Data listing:

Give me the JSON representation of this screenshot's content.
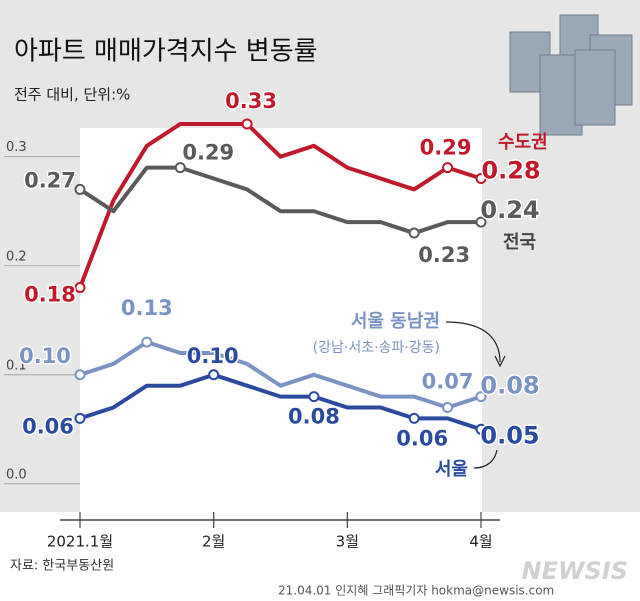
{
  "chart_data": {
    "type": "line",
    "title": "아파트 매매가격지수 변동률",
    "subtitle": "전주 대비, 단위:%",
    "categories": [
      "2021.1월",
      null,
      null,
      null,
      "2월",
      null,
      null,
      null,
      "3월",
      null,
      null,
      null,
      "4월"
    ],
    "ylim": [
      -0.024,
      0.33
    ],
    "yticks": [
      {
        "value": 0,
        "label": "0.0"
      },
      0.1,
      0.2,
      0.3
    ],
    "series": [
      {
        "name": "수도권",
        "color": "#c0192b",
        "values": [
          0.18,
          0.26,
          0.31,
          0.33,
          0.33,
          0.33,
          0.3,
          0.31,
          0.29,
          0.28,
          0.27,
          0.29,
          0.28
        ],
        "value_labels": [
          "0.18",
          null,
          null,
          null,
          null,
          "0.33",
          null,
          null,
          null,
          null,
          null,
          "0.29",
          "0.28"
        ]
      },
      {
        "name": "전국",
        "color": "#5a5a5a",
        "values": [
          0.27,
          0.25,
          0.29,
          0.29,
          0.28,
          0.27,
          0.25,
          0.25,
          0.24,
          0.24,
          0.23,
          0.24,
          0.24
        ],
        "value_labels": [
          "0.27",
          null,
          null,
          "0.29",
          null,
          null,
          null,
          null,
          null,
          null,
          "0.23",
          null,
          "0.24"
        ]
      },
      {
        "name": "서울 동남권",
        "note": "(강남·서초·송파·강동)",
        "color": "#7b93c2",
        "values": [
          0.1,
          0.11,
          0.13,
          0.12,
          0.12,
          0.11,
          0.09,
          0.1,
          0.09,
          0.08,
          0.08,
          0.07,
          0.08
        ],
        "value_labels": [
          "0.10",
          null,
          "0.13",
          null,
          null,
          null,
          null,
          null,
          null,
          null,
          null,
          "0.07",
          "0.08"
        ]
      },
      {
        "name": "서울",
        "color": "#2a4a9f",
        "values": [
          0.06,
          0.07,
          0.09,
          0.09,
          0.1,
          0.09,
          0.08,
          0.08,
          0.07,
          0.07,
          0.06,
          0.06,
          0.05
        ],
        "value_labels": [
          "0.06",
          null,
          null,
          null,
          "0.10",
          null,
          null,
          "0.08",
          null,
          null,
          "0.06",
          null,
          "0.05"
        ]
      }
    ],
    "source": "자료: 한국부동산원",
    "credit": "21.04.01 인지혜 그래픽기자 hokma@newsis.com",
    "logo": "NEWSIS"
  }
}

▶ _Directive_
List each line of the records that holds the string "color".

▶ _Result of this exercise_
        "color": "#c0192b",
        "color": "#5a5a5a",
        "color": "#7b93c2",
        "color": "#2a4a9f",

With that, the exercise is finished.